### Excerpt provided
BEGIN
A mass of tented camps at the Tundhikhel area, in the centre of the Nepali capital Kathmandu, is home to the largest number of displaced families after a 7.8-magnitude earthquake struck on 25 April 2015. Local NGOs estimate more than 40,000 families live Naresh Newar/IRIN
Makeshift camps have been springing up all over Kathmandu after Saturday's earthquake
Januka Chettri is living in a makeshift camp with relatives and neighbours. But that isn’t her main concern. Januka is worried about her nine-month-old daughter Asma, who has been sick ever since the 7.8-magnitude earthquake struck on Saturday.

“There is no health clinic here and I cannot find any doctor to help,” Chettri told IRIN.

More than 40 families are living hand-to-mouth in this one camp close to Tribhuvan International Airport, the only airport in Kathmandu. It is a communal existence: each shelter is temporary home to dozens of men, women and children.
END
### Source records
BEGIN
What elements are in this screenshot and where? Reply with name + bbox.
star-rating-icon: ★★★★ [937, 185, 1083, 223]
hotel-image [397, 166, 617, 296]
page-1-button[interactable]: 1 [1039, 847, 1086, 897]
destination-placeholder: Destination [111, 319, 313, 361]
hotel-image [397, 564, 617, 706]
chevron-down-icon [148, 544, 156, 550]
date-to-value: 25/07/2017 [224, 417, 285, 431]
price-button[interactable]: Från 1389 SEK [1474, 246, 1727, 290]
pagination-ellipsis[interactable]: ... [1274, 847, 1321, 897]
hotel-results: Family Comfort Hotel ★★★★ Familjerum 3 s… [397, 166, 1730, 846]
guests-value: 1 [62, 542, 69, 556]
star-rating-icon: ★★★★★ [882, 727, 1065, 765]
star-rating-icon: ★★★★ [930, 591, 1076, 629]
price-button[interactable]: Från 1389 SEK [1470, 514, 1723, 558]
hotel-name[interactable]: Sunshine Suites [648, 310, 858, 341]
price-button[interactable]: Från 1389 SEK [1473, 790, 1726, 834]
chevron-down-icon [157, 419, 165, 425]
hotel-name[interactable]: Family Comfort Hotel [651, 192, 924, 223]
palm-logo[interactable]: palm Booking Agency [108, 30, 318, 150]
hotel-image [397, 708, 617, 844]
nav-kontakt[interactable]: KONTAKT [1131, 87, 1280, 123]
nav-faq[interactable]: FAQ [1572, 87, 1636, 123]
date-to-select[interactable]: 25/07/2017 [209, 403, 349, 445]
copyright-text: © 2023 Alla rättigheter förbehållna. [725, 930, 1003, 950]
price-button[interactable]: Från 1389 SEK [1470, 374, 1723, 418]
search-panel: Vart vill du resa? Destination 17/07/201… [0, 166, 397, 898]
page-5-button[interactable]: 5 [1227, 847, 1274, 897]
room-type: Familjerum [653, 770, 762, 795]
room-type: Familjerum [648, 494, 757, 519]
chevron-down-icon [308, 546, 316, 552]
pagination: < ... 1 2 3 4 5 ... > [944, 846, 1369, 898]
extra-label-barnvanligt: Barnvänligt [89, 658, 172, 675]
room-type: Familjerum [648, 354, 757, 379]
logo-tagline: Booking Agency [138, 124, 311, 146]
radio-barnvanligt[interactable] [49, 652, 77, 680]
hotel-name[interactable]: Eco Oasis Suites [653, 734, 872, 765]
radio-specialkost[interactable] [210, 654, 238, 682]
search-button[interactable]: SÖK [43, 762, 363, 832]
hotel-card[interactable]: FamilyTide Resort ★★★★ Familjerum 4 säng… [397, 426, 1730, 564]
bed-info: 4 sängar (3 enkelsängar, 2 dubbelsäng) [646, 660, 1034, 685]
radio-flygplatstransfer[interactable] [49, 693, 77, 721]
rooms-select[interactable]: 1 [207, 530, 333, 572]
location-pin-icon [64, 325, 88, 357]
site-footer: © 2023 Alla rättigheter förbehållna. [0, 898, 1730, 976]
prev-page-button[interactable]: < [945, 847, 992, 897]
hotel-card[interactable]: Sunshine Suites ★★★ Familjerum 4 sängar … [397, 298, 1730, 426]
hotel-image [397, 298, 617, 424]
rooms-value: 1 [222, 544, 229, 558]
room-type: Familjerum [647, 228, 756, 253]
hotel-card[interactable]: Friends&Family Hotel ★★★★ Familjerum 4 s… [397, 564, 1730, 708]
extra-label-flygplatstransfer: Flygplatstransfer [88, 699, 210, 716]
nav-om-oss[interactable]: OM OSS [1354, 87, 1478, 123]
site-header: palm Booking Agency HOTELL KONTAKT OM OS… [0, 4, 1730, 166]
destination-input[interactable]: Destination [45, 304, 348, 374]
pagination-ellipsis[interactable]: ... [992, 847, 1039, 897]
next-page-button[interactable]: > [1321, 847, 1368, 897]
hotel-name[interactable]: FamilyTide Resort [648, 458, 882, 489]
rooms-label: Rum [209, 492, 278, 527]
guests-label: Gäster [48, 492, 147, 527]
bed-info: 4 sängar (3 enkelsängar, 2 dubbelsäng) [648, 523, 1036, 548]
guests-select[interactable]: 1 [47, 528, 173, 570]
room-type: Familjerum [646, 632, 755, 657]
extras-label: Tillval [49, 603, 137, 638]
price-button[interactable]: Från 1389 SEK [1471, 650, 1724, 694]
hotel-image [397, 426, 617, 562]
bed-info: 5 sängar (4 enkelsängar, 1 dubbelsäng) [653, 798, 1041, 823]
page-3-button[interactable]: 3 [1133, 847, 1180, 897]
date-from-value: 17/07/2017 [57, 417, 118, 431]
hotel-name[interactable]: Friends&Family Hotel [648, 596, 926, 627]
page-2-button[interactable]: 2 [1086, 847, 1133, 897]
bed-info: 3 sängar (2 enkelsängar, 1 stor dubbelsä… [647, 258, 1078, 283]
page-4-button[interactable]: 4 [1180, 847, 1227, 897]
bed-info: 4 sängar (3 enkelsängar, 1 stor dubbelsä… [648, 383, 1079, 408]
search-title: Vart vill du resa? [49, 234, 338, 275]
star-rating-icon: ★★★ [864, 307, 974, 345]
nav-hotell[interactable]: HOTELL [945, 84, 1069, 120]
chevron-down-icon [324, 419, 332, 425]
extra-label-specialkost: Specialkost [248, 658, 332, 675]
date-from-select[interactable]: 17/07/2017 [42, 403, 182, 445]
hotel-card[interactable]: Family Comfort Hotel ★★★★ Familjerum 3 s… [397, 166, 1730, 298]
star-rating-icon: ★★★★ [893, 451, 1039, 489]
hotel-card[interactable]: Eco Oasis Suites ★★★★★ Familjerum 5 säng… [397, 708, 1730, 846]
END
### Exercise requirements
A) Repeat the portion of the excerpt about the Kathmandu earthquake camps between "A mass of tented" and "struck on Saturday.", inclusive.
B) According to the excerpt about the Kathmandu earthquake camps, how old is Januka Chettri's daughter Asma?
C) Take the excerpt about the Kathmandu earthquake camps further, continuing the text from where it stops.

### Answer set
A)
A mass of tented camps at the Tundhikhel area, in the centre of the Nepali capital Kathmandu, is home to the largest number of displaced families after a 7.8-magnitude earthquake struck on 25 April 2015. Local NGOs estimate more than 40,000 families live Naresh Newar/IRIN
Makeshift camps have been springing up all over Kathmandu after Saturday's earthquake
Januka Chettri is living in a makeshift camp with relatives and neighbours. But that isn’t her main concern. Januka is worried about her nine-month-old daughter Asma, who has been sick ever since the 7.8-magnitude earthquake struck on Saturday.

B) Nine months old.

C)
Government agencies, and local and international aid organisations appear initially overwhelmed by the scale of displacement as they mobilise a coordinated response effort.

There are an estimated 1.6 million people temporarily displaced in Kathmandu, according to the Nepal Red Cross Society (NRCS). The picture outside the capital, including areas closest to the epicentre, is still unclear, as remote mountain villages have yet to be reached.

The Nepalese government says it has identified 16 camps in the capital, but NGOs say the figure is actually in the hundreds.

People have sought shelter wherever they can, on every available piece of open, flat ground, in every neighbourhood of the city. Damaged buildings are still vulnerable to aftershocks so survivors prefer to sleep out in the open.

“There is genuine fear throughout the city and a lot of people still camping out in parks, playing fields and other flat areas under tarpaulins and suchlike because they’re frightened to return to their houses,” Mervyn Lee, a senior adviser with Mercy Corps who arrived in Kathmandu on Monday, told IRIN.

Hygiene and sanitation

As the true extent of the displacement around the capital emerges, so concerns about public health are rising.

“There are urgent needs for safe drinking water, emergency toilets, hand-washing soap and ORS (oral rehydration solutions) in evacuation centres,” said Dharma Raj Pandey, head of the disaster unit for the NRCS.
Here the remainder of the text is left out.